**** Given records ****

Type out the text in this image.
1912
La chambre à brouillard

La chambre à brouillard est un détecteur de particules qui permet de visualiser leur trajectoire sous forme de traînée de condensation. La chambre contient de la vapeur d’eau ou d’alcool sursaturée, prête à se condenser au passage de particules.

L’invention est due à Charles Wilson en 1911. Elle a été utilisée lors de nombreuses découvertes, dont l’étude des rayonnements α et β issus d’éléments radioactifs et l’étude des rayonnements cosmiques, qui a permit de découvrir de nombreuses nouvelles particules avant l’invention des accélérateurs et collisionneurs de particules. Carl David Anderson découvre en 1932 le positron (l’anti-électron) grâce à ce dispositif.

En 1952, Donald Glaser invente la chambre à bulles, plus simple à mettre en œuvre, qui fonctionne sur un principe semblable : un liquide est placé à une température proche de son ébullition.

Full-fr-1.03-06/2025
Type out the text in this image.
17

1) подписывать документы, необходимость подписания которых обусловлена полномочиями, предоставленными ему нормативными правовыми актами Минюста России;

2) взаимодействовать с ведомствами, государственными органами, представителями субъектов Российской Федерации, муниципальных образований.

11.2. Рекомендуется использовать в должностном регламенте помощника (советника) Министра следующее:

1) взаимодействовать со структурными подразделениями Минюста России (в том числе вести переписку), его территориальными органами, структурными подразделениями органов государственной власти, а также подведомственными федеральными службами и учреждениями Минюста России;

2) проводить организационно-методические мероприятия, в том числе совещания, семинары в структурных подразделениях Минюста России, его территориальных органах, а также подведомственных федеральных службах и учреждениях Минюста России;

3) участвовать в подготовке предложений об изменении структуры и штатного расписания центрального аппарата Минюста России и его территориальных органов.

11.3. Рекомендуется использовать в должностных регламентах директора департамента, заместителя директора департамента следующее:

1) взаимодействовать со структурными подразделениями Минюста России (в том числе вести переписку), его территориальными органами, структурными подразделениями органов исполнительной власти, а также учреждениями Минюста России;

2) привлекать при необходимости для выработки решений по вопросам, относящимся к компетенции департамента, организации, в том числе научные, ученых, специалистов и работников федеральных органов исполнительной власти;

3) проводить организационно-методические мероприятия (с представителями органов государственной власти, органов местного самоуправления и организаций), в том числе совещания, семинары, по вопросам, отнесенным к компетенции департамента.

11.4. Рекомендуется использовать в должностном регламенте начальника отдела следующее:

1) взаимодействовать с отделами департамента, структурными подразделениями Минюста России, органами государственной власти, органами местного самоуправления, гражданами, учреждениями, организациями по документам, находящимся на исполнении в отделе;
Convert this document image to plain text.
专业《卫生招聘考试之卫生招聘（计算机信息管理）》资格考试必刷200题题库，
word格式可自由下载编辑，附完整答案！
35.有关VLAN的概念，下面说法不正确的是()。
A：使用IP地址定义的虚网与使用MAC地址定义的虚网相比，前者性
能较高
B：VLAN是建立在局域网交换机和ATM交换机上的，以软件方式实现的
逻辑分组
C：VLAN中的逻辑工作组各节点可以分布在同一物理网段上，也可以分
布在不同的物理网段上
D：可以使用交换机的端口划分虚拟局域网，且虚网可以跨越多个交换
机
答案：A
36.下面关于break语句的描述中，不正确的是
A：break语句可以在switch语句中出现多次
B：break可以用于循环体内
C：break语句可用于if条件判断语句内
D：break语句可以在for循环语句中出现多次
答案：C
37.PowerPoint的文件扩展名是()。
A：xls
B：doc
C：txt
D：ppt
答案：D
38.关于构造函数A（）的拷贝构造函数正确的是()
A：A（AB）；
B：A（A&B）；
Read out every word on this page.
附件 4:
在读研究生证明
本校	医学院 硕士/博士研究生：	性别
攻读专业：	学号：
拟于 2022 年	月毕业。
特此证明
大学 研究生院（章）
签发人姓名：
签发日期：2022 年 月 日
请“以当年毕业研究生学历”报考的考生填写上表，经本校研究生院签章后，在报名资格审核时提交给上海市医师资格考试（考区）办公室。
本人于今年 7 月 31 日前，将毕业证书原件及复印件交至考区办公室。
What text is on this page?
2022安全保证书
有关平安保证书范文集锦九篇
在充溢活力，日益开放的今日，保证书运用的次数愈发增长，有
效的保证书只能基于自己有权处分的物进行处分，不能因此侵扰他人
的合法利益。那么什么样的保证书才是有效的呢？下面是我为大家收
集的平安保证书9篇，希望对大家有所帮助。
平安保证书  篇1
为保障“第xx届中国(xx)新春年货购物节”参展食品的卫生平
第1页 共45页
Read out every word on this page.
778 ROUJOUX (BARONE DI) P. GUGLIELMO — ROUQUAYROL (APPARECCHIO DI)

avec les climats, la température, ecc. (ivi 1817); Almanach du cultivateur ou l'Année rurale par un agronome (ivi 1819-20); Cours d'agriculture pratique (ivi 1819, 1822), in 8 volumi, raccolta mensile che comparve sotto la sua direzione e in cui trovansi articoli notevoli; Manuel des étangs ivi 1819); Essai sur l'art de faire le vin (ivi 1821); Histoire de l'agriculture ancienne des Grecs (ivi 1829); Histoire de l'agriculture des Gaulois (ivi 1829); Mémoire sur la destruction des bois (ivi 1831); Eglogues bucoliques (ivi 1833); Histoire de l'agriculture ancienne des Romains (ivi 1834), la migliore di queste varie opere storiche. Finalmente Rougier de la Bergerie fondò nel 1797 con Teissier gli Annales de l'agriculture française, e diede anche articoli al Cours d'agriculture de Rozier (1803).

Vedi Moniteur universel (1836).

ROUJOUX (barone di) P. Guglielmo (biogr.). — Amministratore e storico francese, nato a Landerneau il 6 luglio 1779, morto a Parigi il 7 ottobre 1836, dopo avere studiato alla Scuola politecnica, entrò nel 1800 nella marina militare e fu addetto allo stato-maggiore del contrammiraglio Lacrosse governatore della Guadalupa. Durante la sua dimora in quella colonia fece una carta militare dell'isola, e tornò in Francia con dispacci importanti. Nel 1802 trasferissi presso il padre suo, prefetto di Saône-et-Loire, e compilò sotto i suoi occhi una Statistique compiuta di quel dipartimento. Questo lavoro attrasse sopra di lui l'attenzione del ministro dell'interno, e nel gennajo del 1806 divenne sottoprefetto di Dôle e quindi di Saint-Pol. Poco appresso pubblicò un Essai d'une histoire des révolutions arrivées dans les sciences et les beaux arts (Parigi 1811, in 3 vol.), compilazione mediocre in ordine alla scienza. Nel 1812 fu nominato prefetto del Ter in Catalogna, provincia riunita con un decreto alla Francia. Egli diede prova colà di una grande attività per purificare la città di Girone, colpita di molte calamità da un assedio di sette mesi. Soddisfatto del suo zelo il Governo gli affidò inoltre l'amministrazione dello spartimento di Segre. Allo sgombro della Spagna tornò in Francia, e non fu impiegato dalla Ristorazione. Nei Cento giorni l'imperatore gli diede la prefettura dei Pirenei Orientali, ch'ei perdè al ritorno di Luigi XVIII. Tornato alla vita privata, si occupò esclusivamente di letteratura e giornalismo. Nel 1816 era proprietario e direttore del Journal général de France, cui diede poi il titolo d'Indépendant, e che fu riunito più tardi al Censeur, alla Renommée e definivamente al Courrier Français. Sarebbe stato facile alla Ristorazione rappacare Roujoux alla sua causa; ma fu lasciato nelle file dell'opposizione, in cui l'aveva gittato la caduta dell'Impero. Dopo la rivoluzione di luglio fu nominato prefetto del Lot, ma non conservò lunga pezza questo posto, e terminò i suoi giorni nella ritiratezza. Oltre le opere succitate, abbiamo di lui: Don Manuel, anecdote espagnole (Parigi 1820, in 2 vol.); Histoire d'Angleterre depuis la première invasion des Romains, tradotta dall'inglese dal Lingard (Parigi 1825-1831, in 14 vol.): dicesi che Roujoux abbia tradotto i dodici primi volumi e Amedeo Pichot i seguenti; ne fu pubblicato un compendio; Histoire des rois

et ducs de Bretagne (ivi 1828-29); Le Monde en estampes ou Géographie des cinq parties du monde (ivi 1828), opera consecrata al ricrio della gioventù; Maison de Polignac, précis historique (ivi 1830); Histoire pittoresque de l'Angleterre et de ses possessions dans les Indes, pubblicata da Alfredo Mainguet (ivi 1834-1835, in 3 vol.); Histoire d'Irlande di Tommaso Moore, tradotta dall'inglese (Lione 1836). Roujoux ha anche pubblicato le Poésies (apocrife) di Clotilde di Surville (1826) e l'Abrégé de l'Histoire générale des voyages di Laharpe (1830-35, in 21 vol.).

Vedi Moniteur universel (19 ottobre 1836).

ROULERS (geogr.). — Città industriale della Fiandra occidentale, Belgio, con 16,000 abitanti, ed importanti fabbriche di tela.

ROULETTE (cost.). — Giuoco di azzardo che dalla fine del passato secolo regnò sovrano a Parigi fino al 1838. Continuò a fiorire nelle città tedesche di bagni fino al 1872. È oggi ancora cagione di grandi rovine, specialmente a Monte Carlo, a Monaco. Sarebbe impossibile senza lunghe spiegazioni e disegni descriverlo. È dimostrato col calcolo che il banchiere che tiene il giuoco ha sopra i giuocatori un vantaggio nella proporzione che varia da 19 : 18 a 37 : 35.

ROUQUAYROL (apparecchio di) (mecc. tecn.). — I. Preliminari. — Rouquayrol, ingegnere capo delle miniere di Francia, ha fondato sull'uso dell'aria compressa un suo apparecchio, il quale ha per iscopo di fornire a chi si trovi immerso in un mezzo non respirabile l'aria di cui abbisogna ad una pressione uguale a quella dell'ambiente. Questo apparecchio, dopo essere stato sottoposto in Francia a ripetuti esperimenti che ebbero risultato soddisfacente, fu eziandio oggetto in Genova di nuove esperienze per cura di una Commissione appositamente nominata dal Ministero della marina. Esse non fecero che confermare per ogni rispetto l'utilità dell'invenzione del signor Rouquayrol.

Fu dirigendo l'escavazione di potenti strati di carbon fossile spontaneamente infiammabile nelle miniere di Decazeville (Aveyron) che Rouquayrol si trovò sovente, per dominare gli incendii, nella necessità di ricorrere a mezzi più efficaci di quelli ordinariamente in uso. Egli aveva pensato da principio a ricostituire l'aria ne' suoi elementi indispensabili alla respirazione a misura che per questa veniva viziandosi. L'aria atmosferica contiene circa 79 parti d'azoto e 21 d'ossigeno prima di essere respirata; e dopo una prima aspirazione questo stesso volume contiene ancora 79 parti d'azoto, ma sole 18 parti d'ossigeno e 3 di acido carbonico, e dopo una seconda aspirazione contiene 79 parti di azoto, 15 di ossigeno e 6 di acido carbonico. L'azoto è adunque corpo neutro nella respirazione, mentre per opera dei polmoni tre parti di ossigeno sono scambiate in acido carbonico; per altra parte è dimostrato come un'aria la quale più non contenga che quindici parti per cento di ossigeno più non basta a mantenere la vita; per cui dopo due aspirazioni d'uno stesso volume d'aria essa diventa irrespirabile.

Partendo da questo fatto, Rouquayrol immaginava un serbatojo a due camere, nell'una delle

****

* Short exercise
Pick out all the lines with the word "мероприятия" in them and copy them.

* Complete output
2) проводить организационно-методические мероприятия, в том числе совещания, семинары в структурных подразделениях Минюста России, его территориальных органах, а также подведомственных федеральных службах и учреждениях Минюста России;
3) проводить организационно-методические мероприятия (с представителями органов государственной власти, органов местного самоуправления и организаций), в том числе совещания, семинары, по вопросам, отнесенным к компетенции департамента.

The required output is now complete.